EXERCISE PASSAGE:
God says in Holy Scriptures: "Choose life. For I am not a God of the dead, but of the living." But in order to choose life, and live life to the full as our God desires, we must accept death and lose our fear of it.

How do we that? I can answer in a single word: faith— faith to give everything over to God and trust in His power and His love, as Jesus did toward his heavenly Father when he was on earth. If you read between the lines in today's Gospel Lesson, it's as if Jesus is praying and affirming throughout the story, as he did in Gethsemane, "Thy will be done".

No one ever submitted himself to God's will as fully as Jesus. No one, not even the Buddha himself, ever emptied himself more completely, in order to be filled with the almighty power of the living God.

St. John tells us in the earlier part of chapter 11 that Jesus depended so completely on his heavenly Father that he purposely delayed going to Bethany until after Lazarus was dead. According to St. John, this was Jesus' last and greatest miracle before he himself died and rose again.

Surely we want this kind of faith, even a small portion of it. Yet it is not something we can strive for, because it's not a deed or an accomplishment. Martin Luther was very clear about this: faith is not another good work. Faith is letting go, letting yourself fall into the arms of God. Faith is submission, something that takes no effort, but rather the opposite of effort. So it's something we can all "do".

What a great paradox, that we must let go of life, and accept death in order to live.

There's an old negro spiritual that goes, "So high you can't get over it; So low you can't get under it; So wide, you can't get around it; You gotta go in through the door."

Author William Bridges says in his book Transitions, "The way out is the way in." If Jesus has gifted us with his death and resurrection, then we have no reason to fear death or the grief associated with it. There will always be a morning after, through the work of our Lord Jesus on our behalf. So we have newness of life, every day, as well as on the Final Day.

LISTED ENTRIES:

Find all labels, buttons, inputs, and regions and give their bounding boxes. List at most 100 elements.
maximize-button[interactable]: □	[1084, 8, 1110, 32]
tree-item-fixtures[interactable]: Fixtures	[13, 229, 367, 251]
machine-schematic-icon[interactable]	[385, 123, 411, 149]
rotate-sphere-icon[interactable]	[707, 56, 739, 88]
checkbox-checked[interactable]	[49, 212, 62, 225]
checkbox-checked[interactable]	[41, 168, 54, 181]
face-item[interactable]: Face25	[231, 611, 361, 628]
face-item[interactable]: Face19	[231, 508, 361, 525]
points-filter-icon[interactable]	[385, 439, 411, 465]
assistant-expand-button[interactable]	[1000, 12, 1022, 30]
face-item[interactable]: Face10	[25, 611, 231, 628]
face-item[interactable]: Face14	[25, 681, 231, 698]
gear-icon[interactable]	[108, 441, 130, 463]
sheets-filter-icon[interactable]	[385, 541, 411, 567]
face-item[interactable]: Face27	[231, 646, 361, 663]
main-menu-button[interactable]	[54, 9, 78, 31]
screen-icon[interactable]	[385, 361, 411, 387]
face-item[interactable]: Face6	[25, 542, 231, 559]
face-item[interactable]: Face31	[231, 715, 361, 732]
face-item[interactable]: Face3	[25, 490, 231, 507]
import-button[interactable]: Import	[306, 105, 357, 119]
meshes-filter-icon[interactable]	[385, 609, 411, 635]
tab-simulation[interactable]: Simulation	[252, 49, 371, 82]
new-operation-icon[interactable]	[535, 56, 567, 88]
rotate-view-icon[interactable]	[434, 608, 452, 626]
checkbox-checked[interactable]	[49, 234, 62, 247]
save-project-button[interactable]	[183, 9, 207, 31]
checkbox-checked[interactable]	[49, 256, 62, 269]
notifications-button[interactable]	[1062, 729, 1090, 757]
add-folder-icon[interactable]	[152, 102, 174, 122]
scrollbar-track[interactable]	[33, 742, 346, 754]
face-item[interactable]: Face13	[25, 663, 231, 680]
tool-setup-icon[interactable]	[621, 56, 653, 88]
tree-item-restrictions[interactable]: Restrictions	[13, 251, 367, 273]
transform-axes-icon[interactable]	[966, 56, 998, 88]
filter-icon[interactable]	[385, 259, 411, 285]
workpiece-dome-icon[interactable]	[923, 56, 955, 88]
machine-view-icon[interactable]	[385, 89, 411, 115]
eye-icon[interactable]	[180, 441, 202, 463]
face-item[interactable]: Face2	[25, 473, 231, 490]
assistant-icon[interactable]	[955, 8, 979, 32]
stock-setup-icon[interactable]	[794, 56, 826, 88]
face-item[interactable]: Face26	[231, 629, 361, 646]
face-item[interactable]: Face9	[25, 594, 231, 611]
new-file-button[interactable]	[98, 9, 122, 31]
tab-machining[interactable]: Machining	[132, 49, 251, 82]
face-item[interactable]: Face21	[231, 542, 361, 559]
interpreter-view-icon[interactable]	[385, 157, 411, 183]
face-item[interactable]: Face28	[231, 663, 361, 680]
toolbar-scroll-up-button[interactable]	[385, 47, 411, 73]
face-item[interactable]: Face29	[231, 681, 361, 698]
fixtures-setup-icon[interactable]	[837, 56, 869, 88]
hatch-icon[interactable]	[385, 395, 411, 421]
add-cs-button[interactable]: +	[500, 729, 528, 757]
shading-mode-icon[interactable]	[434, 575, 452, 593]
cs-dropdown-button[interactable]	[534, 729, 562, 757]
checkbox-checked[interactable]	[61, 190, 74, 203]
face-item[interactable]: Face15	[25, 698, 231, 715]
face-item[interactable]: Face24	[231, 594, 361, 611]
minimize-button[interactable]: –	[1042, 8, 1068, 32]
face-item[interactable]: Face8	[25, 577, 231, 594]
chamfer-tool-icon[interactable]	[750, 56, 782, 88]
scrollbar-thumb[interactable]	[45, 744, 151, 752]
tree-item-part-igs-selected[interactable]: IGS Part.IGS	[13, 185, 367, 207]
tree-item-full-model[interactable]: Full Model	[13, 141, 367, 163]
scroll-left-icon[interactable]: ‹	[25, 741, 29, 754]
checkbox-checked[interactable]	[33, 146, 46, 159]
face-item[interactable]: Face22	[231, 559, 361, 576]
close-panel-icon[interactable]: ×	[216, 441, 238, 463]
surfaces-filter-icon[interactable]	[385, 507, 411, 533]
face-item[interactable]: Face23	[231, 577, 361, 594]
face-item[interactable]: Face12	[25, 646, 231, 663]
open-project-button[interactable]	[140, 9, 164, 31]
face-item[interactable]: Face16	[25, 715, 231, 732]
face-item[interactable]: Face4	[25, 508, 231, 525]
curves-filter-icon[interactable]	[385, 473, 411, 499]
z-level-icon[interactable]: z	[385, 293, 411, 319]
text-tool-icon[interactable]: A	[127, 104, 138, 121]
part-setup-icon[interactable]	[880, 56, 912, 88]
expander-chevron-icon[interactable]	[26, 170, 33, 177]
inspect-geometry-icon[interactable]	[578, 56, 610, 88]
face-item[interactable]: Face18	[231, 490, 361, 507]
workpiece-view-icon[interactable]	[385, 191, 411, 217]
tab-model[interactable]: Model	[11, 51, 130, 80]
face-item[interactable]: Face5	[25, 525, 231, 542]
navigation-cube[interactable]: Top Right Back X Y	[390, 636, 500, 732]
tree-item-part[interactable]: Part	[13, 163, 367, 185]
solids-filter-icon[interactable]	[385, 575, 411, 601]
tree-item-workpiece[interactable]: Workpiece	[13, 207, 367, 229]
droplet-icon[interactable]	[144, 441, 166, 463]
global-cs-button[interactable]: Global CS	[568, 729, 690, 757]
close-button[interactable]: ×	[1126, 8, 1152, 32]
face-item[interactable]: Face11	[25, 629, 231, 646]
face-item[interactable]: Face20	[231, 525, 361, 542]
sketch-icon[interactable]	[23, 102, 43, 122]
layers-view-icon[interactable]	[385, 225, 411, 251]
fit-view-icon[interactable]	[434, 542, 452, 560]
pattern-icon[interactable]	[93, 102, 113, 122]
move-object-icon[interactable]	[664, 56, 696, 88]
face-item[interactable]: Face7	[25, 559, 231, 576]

REQUIRED WORK:
a. Answer these questions about the passage on faith and death:
(i) What is the title of the book by William Bridges?
(ii) Where did Jesus purposely delay going until after Lazarus was dead?
(iii) What was Martin Luther very clear about?
b. Rewrite part of the passage on faith and death with "the Buddha" changed to "Moses". Begin at the words "No one ever" and stop after "the living God.".
c. Continue the passage on faith and death from its last sentence.
The data here comes from a different source than the passage on faith and death.

OUTPUTS BY TASK:
a.
(i) Transitions
(ii) Bethany
(iii) That faith is not another good work.

b.
No one ever submitted himself to God's will as fully as Jesus. No one, not even Moses himself, ever emptied himself more completely, in order to be filled with the almighty power of the living God.

c.
Someone once said, "In the midst of life we are in death." I would rather say, "In the midst of death, we are in life."

To conclude, I'd like to quote a certain Dr. Effie Jane Wheeler, who taught English Literature at Wheaton College in Illinois in the 1930's and 40's. In May of 1949 she wrote the following letter to the president of the college, and through him to the rest of the college:

"I greatly appreciate the moment in the chapel that may be given to reading this, for before you leave for the summer, I would like to have you know the truth about me as I learned it for myself last Friday. My doctor has at last given me what has been his real diagnosis of my illness for weeks — an inoperable case of cancer. Now if he had been a Christian he wouldn't have been so shaken, for he would have known as you and I do that life or death is equally welcome when we live in the will and presence of the Lord. Please do not give a moment's grief for me. I do not say a cold goodbye, but a warm Auf Wiedersehen till I see you again in that blessed land where I may be allowed to draw aside a curtain when you enter." Amen.